▶ EXERCISE BRIEF
Skip the pictures and quote all of the lines exactly.

Data entries
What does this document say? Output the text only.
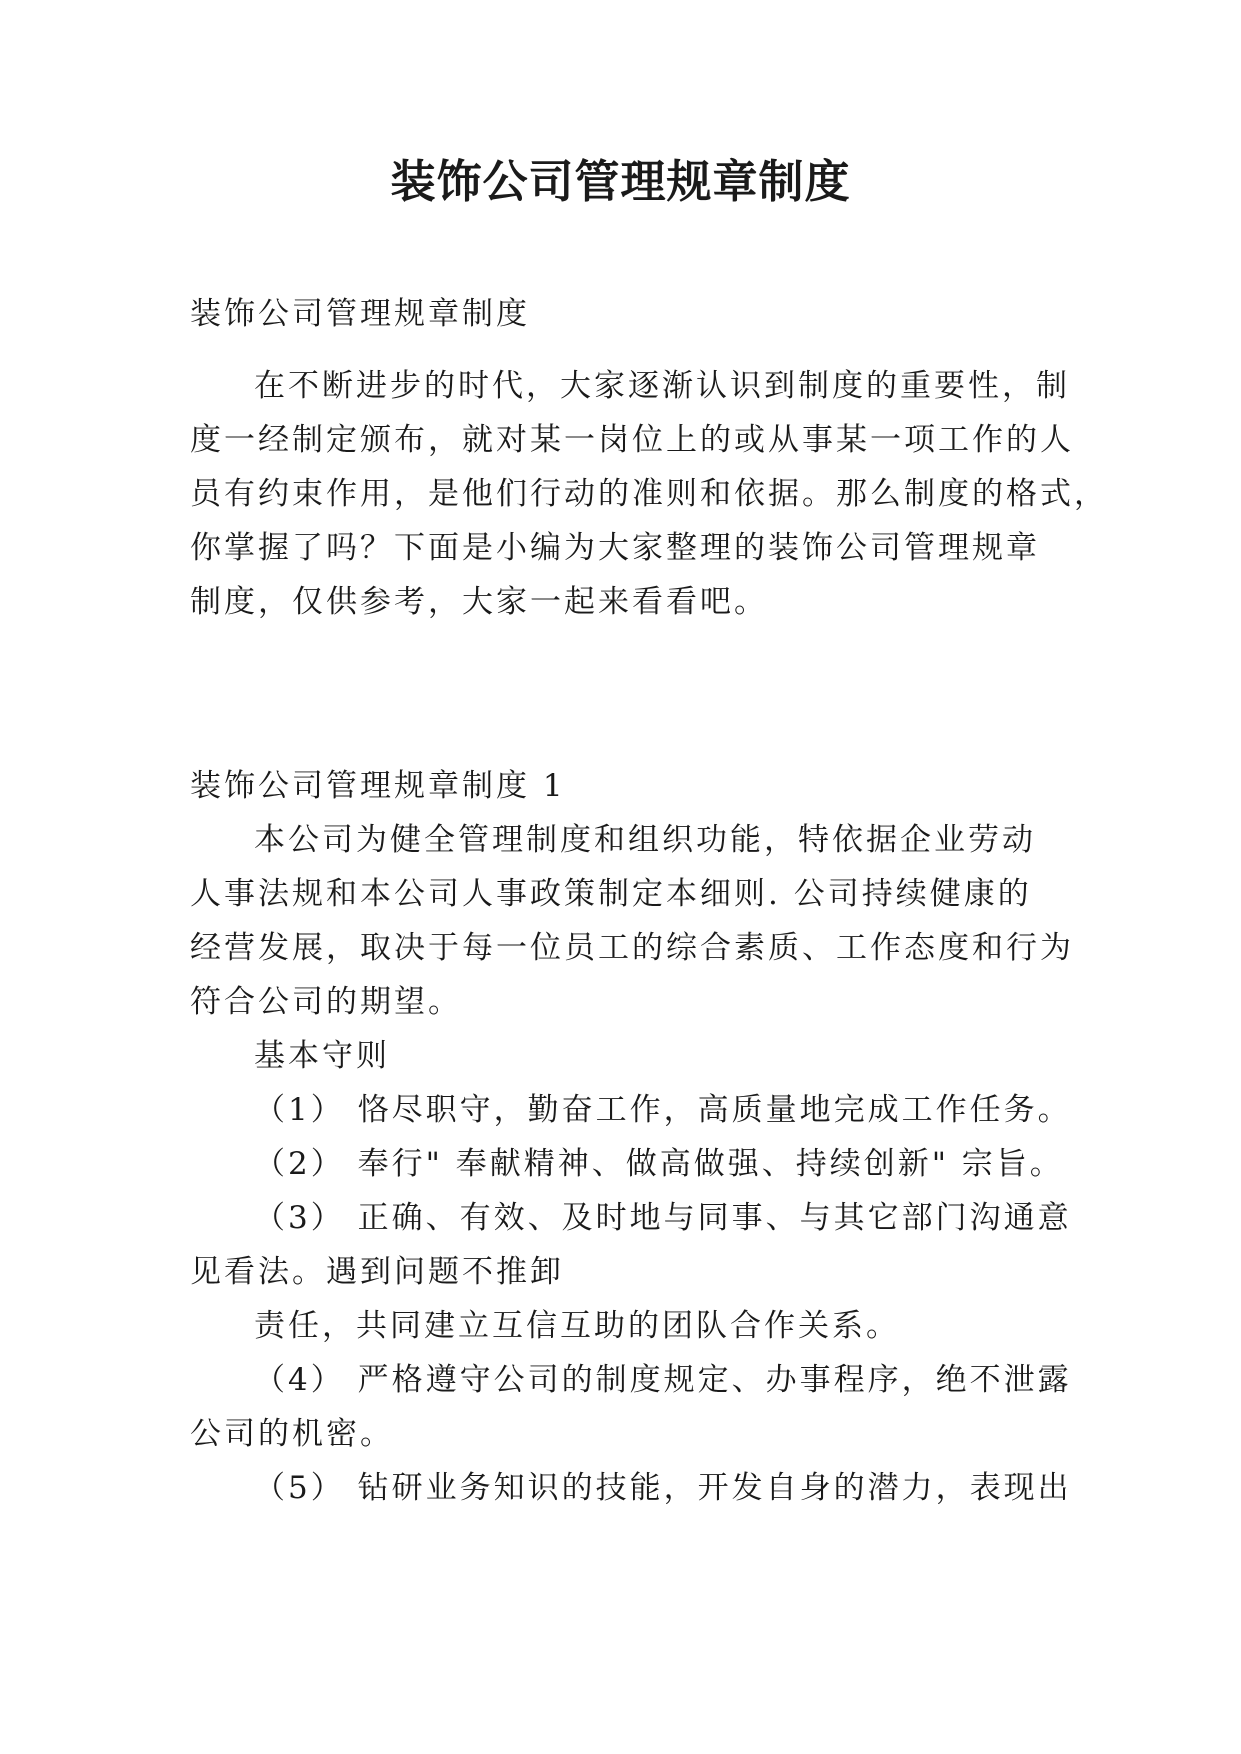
装饰公司管理规章制度

装饰公司管理规章制度

在不断进步的时代，大家逐渐认识到制度的重要性，制

度一经制定颁布，就对某一岗位上的或从事某一项工作的人

员有约束作用，是他们行动的准则和依据。那么制度的格式，

你掌握了吗？下面是小编为大家整理的装饰公司管理规章

制度，仅供参考，大家一起来看看吧。

装饰公司管理规章制度 1

本公司为健全管理制度和组织功能，特依据企业劳动

人事法规和本公司人事政策制定本细则. 公司持续健康的

经营发展，取决于每一位员工的综合素质、工作态度和行为

符合公司的期望。

基本守则

（1） 恪尽职守，勤奋工作，高质量地完成工作任务。

（2） 奉行" 奉献精神、做高做强、持续创新" 宗旨。

（3） 正确、有效、及时地与同事、与其它部门沟通意

见看法。遇到问题不推卸

责任，共同建立互信互助的团队合作关系。

（4） 严格遵守公司的制度规定、办事程序，绝不泄露

公司的机密。

（5） 钻研业务知识的技能，开发自身的潜力，表现出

▶ EXERCISE ANSWER
What does this document say? Output the text only.
装饰公司管理规章制度

装饰公司管理规章制度

在不断进步的时代，大家逐渐认识到制度的重要性，制

度一经制定颁布，就对某一岗位上的或从事某一项工作的人

员有约束作用，是他们行动的准则和依据。那么制度的格式，

你掌握了吗？下面是小编为大家整理的装饰公司管理规章

制度，仅供参考，大家一起来看看吧。

装饰公司管理规章制度 1

本公司为健全管理制度和组织功能，特依据企业劳动

人事法规和本公司人事政策制定本细则. 公司持续健康的

经营发展，取决于每一位员工的综合素质、工作态度和行为

符合公司的期望。

基本守则

（1） 恪尽职守，勤奋工作，高质量地完成工作任务。

（2） 奉行" 奉献精神、做高做强、持续创新" 宗旨。

（3） 正确、有效、及时地与同事、与其它部门沟通意

见看法。遇到问题不推卸

责任，共同建立互信互助的团队合作关系。

（4） 严格遵守公司的制度规定、办事程序，绝不泄露

公司的机密。

（5） 钻研业务知识的技能，开发自身的潜力，表现出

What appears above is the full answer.